## START The input
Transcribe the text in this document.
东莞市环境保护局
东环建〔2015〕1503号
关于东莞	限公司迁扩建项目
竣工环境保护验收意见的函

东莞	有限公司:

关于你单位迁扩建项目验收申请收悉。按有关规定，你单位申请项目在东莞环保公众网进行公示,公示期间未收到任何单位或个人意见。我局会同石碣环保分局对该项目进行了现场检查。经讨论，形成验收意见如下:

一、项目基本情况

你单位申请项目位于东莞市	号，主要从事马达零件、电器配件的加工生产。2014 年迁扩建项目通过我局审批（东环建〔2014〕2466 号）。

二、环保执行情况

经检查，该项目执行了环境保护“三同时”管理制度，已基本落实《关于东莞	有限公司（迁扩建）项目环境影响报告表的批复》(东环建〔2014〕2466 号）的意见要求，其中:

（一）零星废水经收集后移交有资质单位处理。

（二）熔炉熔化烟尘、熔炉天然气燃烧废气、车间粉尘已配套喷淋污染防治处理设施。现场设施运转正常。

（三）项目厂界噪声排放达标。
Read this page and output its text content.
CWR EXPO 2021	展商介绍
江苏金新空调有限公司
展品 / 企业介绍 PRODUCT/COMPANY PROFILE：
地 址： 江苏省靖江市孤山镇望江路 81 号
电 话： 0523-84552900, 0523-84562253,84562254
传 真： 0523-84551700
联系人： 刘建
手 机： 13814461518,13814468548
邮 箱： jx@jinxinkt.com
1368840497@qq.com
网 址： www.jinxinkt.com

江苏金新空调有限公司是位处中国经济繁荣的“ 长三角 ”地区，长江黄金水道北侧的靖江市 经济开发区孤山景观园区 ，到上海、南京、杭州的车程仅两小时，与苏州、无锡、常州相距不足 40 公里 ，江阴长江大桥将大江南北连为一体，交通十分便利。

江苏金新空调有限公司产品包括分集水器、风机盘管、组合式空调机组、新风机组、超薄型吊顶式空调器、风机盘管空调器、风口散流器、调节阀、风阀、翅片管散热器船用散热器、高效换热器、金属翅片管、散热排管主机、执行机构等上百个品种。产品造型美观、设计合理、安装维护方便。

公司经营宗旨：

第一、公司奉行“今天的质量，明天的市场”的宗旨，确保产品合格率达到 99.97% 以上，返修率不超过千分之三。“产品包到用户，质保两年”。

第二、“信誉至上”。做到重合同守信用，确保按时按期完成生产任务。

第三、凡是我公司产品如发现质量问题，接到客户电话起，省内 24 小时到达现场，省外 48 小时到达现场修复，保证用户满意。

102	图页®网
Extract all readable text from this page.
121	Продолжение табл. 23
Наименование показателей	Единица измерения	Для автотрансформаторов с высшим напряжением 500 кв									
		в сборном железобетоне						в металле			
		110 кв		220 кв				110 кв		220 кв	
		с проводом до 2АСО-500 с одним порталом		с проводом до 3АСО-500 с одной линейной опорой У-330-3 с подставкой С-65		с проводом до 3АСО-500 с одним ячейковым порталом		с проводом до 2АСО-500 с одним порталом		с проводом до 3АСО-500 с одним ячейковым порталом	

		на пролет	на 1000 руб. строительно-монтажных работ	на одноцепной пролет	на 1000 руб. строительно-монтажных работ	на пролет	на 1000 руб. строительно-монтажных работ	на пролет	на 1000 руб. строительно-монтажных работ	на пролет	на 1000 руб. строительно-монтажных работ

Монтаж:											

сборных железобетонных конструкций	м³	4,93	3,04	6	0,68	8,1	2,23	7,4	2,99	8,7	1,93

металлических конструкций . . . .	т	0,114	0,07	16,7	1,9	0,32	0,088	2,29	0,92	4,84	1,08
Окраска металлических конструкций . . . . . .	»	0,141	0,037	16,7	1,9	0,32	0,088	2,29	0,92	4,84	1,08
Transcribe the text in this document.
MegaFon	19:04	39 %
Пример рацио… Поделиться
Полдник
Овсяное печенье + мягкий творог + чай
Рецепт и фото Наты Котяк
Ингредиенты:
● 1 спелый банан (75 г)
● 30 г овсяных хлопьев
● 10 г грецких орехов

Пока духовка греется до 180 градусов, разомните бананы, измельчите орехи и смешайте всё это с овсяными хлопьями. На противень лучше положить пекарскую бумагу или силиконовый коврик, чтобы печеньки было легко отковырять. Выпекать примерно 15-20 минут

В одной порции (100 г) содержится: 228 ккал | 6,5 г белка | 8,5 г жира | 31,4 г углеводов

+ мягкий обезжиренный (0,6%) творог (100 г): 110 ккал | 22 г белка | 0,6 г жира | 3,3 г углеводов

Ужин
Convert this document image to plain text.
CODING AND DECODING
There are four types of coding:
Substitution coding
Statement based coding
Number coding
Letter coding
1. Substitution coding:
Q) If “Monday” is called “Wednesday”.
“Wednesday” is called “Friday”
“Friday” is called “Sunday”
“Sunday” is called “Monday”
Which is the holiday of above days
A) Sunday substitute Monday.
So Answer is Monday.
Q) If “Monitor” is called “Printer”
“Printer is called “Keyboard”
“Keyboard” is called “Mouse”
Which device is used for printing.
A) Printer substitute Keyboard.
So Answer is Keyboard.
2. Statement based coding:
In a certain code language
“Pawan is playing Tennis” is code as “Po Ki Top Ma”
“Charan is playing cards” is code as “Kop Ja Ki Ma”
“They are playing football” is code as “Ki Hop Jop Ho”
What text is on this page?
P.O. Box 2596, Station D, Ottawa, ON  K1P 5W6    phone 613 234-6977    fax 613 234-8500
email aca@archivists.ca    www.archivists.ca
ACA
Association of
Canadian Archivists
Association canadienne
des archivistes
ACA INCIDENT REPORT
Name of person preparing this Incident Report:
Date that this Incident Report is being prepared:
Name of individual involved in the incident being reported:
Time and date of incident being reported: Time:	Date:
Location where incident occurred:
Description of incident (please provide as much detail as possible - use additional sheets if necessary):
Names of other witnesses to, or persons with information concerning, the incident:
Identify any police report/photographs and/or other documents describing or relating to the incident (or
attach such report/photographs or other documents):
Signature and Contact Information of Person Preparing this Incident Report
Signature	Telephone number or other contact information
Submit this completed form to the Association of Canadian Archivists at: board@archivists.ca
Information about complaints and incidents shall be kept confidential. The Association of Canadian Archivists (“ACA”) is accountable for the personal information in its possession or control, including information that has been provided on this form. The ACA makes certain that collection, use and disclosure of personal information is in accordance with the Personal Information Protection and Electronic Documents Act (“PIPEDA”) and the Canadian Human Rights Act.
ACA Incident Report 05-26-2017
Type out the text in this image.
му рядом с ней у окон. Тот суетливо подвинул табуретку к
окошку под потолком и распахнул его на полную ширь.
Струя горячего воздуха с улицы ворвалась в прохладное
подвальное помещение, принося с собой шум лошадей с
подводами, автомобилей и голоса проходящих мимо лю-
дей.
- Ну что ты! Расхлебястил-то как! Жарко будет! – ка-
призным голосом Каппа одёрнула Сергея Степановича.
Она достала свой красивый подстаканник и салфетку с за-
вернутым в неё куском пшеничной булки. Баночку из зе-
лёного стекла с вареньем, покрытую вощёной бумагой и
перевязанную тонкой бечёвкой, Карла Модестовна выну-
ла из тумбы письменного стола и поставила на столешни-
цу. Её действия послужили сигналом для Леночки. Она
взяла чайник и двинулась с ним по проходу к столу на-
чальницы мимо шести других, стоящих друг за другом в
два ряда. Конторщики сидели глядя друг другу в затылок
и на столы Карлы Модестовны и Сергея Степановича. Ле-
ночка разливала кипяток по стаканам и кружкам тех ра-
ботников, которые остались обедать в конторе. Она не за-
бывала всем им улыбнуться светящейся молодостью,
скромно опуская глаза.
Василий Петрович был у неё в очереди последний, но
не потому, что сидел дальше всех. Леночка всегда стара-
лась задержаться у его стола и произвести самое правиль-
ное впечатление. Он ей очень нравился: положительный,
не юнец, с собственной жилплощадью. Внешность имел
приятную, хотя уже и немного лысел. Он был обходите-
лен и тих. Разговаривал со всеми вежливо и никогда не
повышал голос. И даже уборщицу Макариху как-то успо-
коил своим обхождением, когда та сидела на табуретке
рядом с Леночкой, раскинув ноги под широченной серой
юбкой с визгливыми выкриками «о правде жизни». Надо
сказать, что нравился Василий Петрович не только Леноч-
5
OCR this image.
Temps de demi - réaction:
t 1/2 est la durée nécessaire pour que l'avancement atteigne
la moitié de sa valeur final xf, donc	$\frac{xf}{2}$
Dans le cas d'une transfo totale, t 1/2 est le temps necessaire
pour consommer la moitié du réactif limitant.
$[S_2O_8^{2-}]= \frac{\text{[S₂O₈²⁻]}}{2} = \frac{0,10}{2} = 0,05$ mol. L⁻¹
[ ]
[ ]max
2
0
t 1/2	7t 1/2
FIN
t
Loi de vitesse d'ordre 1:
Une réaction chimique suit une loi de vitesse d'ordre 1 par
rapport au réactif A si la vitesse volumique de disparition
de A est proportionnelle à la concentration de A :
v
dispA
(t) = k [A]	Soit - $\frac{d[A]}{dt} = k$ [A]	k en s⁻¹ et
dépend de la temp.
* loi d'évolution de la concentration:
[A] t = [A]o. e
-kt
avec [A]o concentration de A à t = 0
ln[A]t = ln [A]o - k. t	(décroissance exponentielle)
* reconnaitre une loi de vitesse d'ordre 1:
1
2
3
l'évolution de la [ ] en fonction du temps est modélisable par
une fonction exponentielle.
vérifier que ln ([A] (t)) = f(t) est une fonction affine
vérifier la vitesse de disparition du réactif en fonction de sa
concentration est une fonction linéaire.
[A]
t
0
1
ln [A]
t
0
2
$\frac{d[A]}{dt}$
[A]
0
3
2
## END The input
Problem to work on: Look through the data above. Copy every line with the string "Canadian" in it.

Solution to this task:
Canadian Archivists
Submit this completed form to the Association of Canadian Archivists at: board@archivists.ca
Information about complaints and incidents shall be kept confidential. The Association of Canadian Archivists (“ACA”) is accountable for the personal information in its possession or control, including information that has been provided on this form. The ACA makes certain that collection, use and disclosure of personal information is in accordance with the Personal Information Protection and Electronic Documents Act (“PIPEDA”) and the Canadian Human Rights Act.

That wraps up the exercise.